* [What needs to be done]: Below are the records; copy each line in them that holds the word "Read".

———

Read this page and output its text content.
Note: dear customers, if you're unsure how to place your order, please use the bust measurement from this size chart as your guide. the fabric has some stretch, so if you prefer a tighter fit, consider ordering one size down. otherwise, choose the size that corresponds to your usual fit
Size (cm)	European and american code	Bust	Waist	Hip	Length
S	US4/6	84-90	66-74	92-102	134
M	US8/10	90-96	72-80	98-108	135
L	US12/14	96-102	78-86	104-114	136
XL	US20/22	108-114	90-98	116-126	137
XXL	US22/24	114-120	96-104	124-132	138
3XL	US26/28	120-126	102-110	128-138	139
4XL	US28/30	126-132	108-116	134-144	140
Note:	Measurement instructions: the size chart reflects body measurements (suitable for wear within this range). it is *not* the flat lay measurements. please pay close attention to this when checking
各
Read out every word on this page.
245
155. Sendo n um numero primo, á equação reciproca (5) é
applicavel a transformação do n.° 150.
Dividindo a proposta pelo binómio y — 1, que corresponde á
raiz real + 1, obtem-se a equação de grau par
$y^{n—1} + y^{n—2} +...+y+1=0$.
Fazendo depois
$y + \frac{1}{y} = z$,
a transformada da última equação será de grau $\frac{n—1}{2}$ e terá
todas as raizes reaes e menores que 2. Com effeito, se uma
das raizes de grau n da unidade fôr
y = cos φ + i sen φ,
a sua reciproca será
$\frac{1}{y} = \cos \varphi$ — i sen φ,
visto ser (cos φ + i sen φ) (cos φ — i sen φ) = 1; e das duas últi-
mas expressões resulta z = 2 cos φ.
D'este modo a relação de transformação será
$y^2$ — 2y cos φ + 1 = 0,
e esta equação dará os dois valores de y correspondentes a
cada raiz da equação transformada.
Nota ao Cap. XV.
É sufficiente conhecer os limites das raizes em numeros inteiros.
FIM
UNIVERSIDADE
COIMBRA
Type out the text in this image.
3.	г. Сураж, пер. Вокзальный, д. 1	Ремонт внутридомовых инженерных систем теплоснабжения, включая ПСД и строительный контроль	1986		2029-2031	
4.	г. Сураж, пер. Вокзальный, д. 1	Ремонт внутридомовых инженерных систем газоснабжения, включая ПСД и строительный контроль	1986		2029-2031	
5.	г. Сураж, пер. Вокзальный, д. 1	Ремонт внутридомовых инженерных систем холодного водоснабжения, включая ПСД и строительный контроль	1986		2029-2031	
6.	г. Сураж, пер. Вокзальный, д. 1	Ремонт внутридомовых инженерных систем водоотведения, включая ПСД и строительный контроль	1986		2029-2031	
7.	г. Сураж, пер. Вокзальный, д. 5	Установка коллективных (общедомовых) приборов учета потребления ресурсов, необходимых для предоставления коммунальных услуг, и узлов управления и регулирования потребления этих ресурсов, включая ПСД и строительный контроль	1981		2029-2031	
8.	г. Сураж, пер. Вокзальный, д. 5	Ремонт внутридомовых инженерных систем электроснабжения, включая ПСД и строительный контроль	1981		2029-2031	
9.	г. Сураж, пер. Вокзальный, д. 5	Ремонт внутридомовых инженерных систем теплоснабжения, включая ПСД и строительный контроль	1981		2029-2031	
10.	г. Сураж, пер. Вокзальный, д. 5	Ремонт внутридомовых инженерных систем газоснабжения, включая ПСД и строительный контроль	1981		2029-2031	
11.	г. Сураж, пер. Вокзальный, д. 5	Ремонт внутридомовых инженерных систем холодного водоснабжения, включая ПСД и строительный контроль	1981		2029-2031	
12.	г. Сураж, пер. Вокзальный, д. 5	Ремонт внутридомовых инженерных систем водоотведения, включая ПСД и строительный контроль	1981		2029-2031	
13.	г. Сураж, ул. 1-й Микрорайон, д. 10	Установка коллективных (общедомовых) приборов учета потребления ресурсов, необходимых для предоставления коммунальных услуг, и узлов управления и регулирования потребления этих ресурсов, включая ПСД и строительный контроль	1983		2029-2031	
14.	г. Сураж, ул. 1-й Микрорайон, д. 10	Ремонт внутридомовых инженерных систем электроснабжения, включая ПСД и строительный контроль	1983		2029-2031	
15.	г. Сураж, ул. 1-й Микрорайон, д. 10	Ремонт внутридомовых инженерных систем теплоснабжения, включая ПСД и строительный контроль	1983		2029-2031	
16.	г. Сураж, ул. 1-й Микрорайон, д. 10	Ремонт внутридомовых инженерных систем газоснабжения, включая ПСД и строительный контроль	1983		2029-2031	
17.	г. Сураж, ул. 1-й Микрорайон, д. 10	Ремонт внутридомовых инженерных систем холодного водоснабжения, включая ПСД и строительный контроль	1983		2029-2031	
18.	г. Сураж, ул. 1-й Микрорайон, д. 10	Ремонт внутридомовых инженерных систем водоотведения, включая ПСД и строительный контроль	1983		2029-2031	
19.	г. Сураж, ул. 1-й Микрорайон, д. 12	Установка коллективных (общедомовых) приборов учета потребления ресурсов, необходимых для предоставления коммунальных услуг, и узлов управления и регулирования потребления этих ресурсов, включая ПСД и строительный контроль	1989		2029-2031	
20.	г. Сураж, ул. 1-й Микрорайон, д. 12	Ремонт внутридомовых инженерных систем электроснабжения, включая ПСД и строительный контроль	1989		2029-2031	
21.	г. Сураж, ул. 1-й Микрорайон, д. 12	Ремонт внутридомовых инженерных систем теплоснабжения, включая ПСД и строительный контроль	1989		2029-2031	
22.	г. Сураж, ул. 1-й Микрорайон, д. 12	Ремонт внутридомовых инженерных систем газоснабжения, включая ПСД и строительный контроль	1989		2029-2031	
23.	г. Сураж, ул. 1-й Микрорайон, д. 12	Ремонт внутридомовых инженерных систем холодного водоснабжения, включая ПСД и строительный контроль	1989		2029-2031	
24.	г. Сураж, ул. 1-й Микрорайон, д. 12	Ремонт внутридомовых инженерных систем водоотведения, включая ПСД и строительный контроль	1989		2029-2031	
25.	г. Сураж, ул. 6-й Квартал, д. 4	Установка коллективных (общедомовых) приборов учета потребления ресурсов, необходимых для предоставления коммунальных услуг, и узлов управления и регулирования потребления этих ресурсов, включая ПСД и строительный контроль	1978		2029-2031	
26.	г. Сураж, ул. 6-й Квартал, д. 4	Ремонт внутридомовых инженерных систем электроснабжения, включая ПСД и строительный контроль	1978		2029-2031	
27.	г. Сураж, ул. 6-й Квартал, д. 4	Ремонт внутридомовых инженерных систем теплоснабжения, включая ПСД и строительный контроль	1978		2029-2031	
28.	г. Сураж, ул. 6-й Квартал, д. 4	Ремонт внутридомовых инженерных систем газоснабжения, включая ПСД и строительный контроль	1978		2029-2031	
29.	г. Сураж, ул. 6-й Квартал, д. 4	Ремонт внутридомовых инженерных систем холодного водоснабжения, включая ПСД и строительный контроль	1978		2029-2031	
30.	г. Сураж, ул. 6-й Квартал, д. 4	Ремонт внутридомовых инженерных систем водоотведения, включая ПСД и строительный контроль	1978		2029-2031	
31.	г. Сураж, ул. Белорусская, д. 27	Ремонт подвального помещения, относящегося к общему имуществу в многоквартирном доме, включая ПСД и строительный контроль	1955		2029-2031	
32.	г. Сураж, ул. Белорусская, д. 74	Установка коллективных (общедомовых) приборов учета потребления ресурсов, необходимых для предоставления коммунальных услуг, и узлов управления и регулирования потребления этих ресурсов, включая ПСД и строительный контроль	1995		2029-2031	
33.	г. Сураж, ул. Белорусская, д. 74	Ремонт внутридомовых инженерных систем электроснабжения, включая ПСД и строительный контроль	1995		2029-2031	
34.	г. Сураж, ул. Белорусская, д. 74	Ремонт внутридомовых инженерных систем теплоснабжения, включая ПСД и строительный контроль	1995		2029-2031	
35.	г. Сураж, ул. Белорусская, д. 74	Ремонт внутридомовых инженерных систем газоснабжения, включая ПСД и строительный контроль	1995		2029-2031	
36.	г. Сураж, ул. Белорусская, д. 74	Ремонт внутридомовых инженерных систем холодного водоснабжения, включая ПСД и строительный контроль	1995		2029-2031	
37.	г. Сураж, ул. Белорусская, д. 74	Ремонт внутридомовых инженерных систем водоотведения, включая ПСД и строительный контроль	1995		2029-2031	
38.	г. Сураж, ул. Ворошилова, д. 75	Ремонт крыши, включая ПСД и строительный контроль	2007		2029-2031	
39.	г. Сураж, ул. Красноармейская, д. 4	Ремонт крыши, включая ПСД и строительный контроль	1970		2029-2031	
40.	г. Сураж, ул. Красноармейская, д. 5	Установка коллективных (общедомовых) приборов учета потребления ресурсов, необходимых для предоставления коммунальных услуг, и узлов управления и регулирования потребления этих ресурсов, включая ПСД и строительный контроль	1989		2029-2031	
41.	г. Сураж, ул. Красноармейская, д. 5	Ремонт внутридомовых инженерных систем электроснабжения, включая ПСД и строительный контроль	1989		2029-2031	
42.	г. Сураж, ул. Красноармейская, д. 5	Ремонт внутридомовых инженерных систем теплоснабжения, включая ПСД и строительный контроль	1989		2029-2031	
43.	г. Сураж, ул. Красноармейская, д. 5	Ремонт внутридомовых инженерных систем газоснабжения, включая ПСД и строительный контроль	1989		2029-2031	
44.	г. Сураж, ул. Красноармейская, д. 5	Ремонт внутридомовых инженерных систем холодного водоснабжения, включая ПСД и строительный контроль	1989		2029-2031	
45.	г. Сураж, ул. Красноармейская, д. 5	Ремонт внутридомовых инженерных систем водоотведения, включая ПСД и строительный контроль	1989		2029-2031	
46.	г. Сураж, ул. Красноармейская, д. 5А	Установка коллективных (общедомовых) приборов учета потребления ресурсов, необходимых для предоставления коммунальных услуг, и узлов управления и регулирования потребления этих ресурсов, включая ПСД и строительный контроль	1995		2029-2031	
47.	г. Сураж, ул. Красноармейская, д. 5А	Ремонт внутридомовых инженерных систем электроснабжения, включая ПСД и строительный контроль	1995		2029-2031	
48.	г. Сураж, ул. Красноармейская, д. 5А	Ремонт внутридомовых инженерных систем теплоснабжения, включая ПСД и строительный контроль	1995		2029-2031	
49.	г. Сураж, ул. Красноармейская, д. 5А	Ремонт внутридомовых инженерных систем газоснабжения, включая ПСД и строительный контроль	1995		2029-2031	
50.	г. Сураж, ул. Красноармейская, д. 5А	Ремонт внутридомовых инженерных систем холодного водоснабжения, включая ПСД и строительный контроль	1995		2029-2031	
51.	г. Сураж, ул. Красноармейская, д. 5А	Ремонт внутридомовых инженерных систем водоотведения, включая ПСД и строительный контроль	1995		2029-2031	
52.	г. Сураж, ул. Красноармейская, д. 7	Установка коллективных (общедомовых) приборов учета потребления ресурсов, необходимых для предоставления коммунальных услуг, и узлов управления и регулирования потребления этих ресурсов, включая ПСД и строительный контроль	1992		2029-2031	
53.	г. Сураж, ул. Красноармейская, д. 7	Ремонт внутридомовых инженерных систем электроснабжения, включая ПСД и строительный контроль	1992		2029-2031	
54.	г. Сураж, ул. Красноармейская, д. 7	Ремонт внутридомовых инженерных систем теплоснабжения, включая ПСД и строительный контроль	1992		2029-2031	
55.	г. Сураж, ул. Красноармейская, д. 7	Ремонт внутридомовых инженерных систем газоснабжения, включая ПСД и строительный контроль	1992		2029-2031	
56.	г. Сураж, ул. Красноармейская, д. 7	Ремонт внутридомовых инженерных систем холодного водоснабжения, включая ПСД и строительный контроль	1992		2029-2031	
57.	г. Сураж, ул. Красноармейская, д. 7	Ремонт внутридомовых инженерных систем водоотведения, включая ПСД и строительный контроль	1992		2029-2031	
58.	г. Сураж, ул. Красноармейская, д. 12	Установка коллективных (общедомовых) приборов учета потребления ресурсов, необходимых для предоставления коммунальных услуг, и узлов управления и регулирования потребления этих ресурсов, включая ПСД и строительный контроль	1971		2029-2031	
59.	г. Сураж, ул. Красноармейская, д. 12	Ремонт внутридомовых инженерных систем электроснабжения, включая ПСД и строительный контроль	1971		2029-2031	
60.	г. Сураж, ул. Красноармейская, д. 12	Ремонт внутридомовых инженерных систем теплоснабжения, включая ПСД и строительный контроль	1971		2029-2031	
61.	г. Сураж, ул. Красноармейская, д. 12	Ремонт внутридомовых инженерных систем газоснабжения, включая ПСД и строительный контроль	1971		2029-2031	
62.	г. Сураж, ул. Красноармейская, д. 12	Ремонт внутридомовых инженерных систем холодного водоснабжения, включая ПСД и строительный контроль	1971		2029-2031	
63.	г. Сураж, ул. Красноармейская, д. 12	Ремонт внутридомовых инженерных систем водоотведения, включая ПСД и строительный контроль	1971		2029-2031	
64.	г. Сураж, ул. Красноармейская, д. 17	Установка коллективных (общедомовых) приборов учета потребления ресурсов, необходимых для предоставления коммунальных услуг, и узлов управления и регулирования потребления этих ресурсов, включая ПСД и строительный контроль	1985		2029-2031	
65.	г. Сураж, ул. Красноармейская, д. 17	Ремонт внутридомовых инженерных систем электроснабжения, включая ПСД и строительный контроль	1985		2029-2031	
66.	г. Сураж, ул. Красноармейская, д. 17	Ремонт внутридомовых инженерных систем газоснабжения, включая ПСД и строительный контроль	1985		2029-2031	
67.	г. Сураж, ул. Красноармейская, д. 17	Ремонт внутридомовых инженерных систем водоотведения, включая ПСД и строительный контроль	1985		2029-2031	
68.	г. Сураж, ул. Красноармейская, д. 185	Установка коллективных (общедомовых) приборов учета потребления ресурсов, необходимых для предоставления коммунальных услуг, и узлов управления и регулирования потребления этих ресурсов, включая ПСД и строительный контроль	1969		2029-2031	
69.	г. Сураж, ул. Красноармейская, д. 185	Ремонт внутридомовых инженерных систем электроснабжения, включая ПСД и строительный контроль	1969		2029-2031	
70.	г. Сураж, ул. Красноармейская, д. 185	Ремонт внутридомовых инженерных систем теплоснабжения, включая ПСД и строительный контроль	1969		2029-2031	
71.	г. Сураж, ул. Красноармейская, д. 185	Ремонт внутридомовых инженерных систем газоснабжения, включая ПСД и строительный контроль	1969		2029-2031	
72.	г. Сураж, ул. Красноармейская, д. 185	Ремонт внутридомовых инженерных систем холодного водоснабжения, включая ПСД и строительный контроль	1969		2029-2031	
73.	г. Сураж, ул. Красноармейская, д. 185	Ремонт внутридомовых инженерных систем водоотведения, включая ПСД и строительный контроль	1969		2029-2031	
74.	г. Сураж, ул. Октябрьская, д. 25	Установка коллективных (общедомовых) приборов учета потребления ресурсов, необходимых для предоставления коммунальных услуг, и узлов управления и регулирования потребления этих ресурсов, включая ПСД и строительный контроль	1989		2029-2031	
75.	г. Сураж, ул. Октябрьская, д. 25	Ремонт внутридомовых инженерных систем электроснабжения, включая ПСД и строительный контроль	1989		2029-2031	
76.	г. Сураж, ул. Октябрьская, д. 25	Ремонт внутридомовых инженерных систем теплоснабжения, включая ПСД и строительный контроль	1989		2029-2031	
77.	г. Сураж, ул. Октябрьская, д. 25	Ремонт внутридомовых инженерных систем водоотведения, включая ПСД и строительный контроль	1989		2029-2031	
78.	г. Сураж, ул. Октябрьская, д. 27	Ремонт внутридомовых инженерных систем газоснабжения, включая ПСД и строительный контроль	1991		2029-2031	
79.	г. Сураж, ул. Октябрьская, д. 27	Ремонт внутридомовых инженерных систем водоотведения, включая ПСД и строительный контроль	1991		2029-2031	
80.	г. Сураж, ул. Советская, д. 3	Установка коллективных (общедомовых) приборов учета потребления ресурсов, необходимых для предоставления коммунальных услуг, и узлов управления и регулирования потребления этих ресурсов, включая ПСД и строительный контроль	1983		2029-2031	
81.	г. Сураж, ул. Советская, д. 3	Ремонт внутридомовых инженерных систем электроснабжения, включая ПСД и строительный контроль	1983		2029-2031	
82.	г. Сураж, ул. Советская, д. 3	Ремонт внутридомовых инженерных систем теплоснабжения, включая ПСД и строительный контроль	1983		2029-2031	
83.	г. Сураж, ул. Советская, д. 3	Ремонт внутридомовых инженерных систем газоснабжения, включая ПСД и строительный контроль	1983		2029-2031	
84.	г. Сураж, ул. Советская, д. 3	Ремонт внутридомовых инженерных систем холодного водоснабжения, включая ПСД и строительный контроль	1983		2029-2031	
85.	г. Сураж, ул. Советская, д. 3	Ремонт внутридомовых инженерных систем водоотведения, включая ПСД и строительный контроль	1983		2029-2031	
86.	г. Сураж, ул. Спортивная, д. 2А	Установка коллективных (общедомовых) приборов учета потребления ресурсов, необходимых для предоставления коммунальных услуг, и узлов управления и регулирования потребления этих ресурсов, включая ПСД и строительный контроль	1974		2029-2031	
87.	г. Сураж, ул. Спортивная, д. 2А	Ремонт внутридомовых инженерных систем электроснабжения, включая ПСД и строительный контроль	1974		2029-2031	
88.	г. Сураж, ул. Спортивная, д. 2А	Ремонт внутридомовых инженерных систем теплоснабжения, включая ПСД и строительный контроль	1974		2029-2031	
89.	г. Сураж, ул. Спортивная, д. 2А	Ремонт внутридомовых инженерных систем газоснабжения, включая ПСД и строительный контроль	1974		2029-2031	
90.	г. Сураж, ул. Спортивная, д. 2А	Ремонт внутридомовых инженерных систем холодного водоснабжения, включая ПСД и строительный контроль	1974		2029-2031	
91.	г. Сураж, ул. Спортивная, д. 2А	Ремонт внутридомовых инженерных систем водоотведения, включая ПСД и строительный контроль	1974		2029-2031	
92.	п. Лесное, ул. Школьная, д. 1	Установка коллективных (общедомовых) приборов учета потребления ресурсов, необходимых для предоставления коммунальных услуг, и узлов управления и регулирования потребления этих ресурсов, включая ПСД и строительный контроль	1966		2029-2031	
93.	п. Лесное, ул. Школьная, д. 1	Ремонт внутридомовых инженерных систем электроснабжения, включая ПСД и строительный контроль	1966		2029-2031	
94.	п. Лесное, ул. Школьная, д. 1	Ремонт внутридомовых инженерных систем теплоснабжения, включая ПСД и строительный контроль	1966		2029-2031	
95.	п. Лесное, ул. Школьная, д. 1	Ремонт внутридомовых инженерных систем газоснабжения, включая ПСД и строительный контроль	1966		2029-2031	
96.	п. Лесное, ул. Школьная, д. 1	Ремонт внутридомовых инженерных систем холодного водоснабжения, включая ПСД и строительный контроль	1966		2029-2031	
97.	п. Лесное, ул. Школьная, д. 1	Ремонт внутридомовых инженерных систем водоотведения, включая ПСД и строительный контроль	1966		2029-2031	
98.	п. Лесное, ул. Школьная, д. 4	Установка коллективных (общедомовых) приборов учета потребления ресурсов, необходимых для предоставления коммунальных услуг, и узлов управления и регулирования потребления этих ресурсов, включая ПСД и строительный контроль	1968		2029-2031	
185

———

* [Exercise answer]:
Read this page and output its text content.
Read out every word on this page.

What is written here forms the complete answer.